* [Required work]: Transcribe the entries that follow exactly as they appear, minus pictures.

+--

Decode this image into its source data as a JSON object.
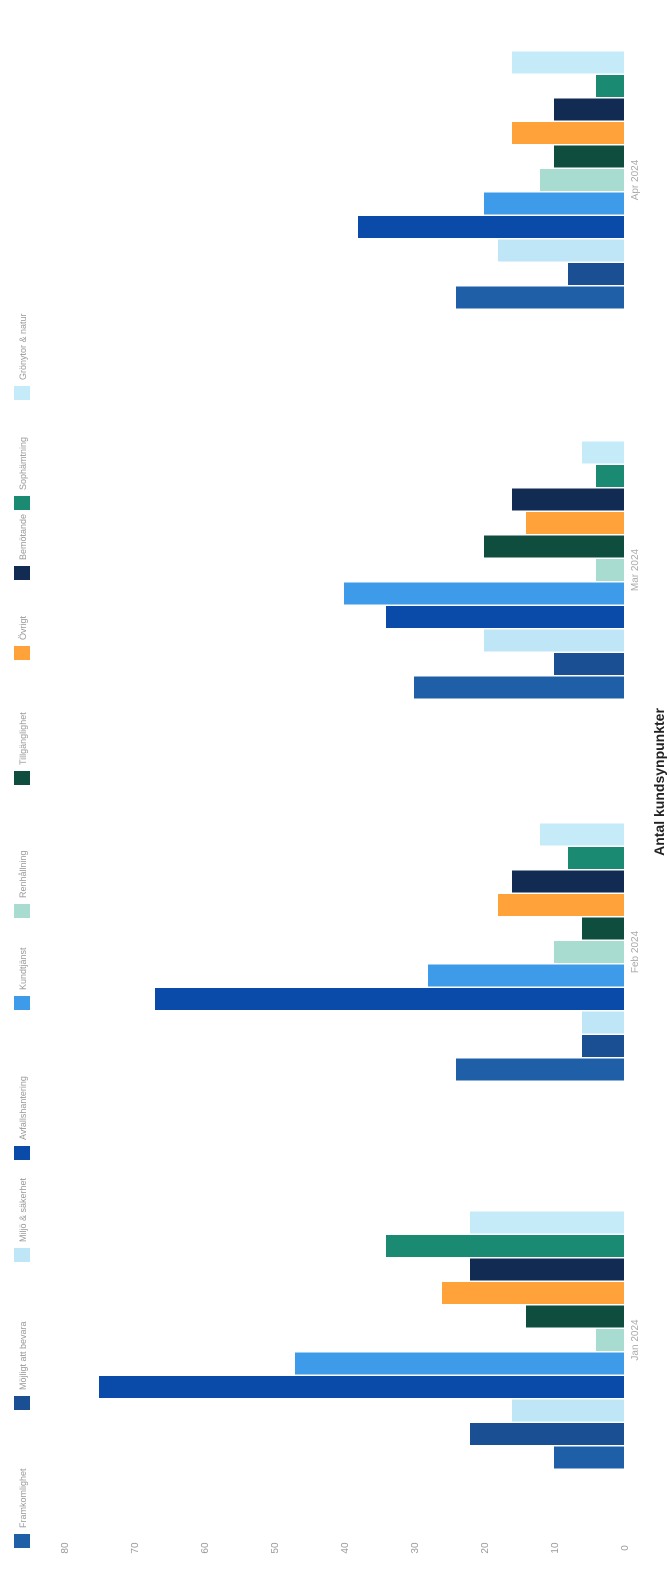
{
  "chart_data": {
    "type": "bar",
    "orientation": "horizontal",
    "rotated": "90deg counter-clockwise",
    "title": "Antal kundsynpunkter",
    "xlabel": "",
    "ylabel": "",
    "ylim": [
      0,
      80
    ],
    "yticks": [
      0,
      10,
      20,
      30,
      40,
      50,
      60,
      70,
      80
    ],
    "ytick_labels": [
      "0",
      "10",
      "20",
      "30",
      "40",
      "50",
      "60",
      "70",
      "80"
    ],
    "grid": false,
    "legend_position": "top",
    "categories": [
      "Jan 2024",
      "Feb 2024",
      "Mar 2024",
      "Apr 2024"
    ],
    "series": [
      {
        "name": "Framkomlighet",
        "color": "#1f5fa8",
        "values": [
          10,
          24,
          30,
          24
        ]
      },
      {
        "name": "Möjligt att bevara",
        "color": "#1a4f93",
        "values": [
          22,
          6,
          10,
          8
        ]
      },
      {
        "name": "Miljö & säkerhet",
        "color": "#bfe6f7",
        "values": [
          16,
          6,
          20,
          18
        ]
      },
      {
        "name": "Avfallshantering",
        "color": "#0a4aa8",
        "values": [
          75,
          67,
          34,
          38
        ]
      },
      {
        "name": "Kundtjänst",
        "color": "#3d9be9",
        "values": [
          47,
          28,
          40,
          20
        ]
      },
      {
        "name": "Renhållning",
        "color": "#a8dcd0",
        "values": [
          4,
          10,
          4,
          12
        ]
      },
      {
        "name": "Tillgänglighet",
        "color": "#0f4d3f",
        "values": [
          14,
          6,
          20,
          10
        ]
      },
      {
        "name": "Övrigt",
        "color": "#ffa23a",
        "values": [
          26,
          18,
          14,
          16
        ]
      },
      {
        "name": "Bemötande",
        "color": "#122b53",
        "values": [
          22,
          16,
          16,
          10
        ]
      },
      {
        "name": "Sophämtning",
        "color": "#1b8a72",
        "values": [
          34,
          8,
          4,
          4
        ]
      },
      {
        "name": "Grönytor & natur",
        "color": "#c6ebf8",
        "values": [
          22,
          12,
          6,
          16
        ]
      }
    ]
  }
}
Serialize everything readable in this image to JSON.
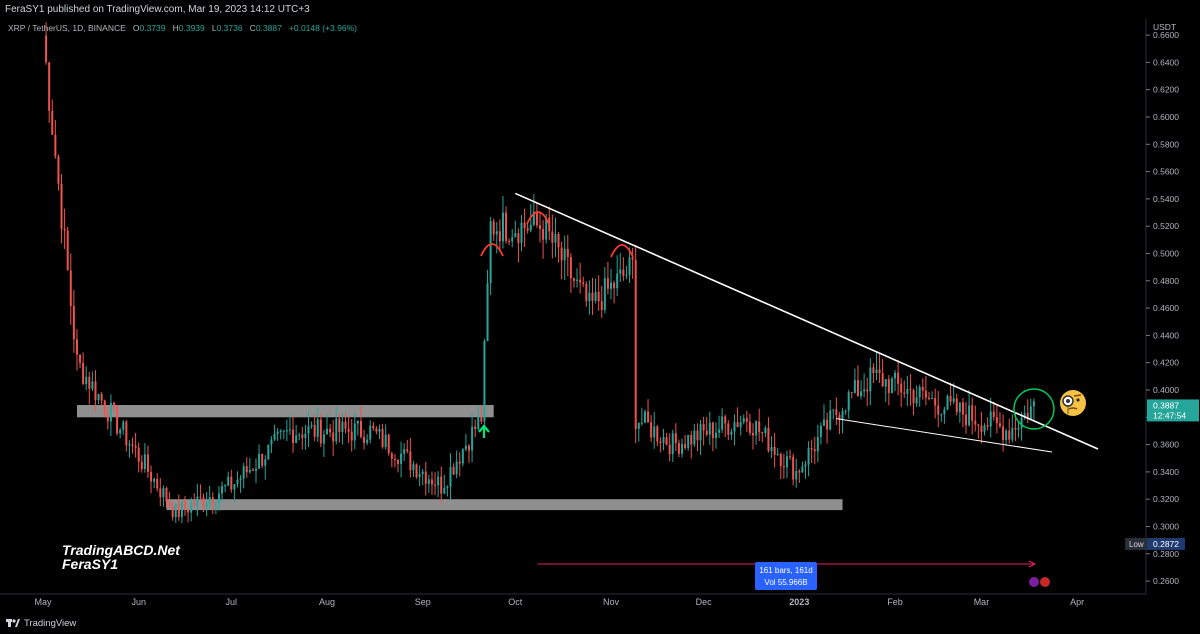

+--

* [The response]:
Decode this image into its source data as a JSON object.
{
  "chart_data": {
    "type": "bar",
    "orientation": "horizontal",
    "rotated": "90deg counter-clockwise",
    "title": "Antal kundsynpunkter",
    "xlabel": "",
    "ylabel": "",
    "ylim": [
      0,
      80
    ],
    "yticks": [
      0,
      10,
      20,
      30,
      40,
      50,
      60,
      70,
      80
    ],
    "ytick_labels": [
      "0",
      "10",
      "20",
      "30",
      "40",
      "50",
      "60",
      "70",
      "80"
    ],
    "grid": false,
    "legend_position": "top",
    "categories": [
      "Jan 2024",
      "Feb 2024",
      "Mar 2024",
      "Apr 2024"
    ],
    "series": [
      {
        "name": "Framkomlighet",
        "color": "#1f5fa8",
        "values": [
          10,
          24,
          30,
          24
        ]
      },
      {
        "name": "Möjligt att bevara",
        "color": "#1a4f93",
        "values": [
          22,
          6,
          10,
          8
        ]
      },
      {
        "name": "Miljö & säkerhet",
        "color": "#bfe6f7",
        "values": [
          16,
          6,
          20,
          18
        ]
      },
      {
        "name": "Avfallshantering",
        "color": "#0a4aa8",
        "values": [
          75,
          67,
          34,
          38
        ]
      },
      {
        "name": "Kundtjänst",
        "color": "#3d9be9",
        "values": [
          47,
          28,
          40,
          20
        ]
      },
      {
        "name": "Renhållning",
        "color": "#a8dcd0",
        "values": [
          4,
          10,
          4,
          12
        ]
      },
      {
        "name": "Tillgänglighet",
        "color": "#0f4d3f",
        "values": [
          14,
          6,
          20,
          10
        ]
      },
      {
        "name": "Övrigt",
        "color": "#ffa23a",
        "values": [
          26,
          18,
          14,
          16
        ]
      },
      {
        "name": "Bemötande",
        "color": "#122b53",
        "values": [
          22,
          16,
          16,
          10
        ]
      },
      {
        "name": "Sophämtning",
        "color": "#1b8a72",
        "values": [
          34,
          8,
          4,
          4
        ]
      },
      {
        "name": "Grönytor & natur",
        "color": "#c6ebf8",
        "values": [
          22,
          12,
          6,
          16
        ]
      }
    ]
  }
}
Serialize everything readable in this image to JSON.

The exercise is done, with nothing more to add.